DIRECTION —
Take every line from the material that has the word "اطلاعات" in it.

LISTING —
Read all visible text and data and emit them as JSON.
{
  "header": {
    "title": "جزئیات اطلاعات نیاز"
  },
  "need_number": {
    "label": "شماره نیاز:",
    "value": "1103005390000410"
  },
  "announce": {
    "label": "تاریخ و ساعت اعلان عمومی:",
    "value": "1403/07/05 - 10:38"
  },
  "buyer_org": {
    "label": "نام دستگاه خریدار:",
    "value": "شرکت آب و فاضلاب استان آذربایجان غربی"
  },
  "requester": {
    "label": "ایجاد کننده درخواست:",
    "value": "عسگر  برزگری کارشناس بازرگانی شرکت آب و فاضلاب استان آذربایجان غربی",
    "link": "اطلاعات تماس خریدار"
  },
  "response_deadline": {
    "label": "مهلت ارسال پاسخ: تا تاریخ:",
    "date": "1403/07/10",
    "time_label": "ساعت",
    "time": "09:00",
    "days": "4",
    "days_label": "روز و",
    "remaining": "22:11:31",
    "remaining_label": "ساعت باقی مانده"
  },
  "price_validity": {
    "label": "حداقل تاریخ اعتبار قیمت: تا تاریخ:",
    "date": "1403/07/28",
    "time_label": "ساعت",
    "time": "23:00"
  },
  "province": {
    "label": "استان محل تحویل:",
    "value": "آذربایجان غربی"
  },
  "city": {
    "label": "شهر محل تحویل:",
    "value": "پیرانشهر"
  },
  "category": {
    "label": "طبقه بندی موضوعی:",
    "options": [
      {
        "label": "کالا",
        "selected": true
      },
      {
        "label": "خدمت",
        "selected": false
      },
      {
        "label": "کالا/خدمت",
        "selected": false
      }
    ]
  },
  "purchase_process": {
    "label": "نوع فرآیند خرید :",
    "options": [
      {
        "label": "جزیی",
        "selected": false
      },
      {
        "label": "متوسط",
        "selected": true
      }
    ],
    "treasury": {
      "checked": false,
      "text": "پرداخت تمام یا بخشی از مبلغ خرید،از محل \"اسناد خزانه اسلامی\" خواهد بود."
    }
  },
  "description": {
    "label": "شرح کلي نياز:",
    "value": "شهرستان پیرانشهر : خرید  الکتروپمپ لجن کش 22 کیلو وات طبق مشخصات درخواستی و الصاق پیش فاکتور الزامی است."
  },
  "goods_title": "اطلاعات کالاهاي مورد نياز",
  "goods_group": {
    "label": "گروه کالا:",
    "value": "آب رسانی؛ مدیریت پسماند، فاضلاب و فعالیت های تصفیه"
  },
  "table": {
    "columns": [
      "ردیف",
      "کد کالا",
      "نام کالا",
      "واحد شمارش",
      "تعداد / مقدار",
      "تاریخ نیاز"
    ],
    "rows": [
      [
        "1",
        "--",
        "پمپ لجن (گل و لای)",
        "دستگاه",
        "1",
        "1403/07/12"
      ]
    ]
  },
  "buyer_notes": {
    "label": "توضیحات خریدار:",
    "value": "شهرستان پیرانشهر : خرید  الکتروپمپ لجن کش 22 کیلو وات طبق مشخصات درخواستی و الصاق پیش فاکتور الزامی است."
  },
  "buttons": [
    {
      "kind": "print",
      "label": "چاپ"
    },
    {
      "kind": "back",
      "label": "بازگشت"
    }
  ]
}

RESPONSE BELOW —
    "title": "جزئیات اطلاعات نیاز"
    "link": "اطلاعات تماس خریدار"
  "goods_title": "اطلاعات کالاهاي مورد نياز",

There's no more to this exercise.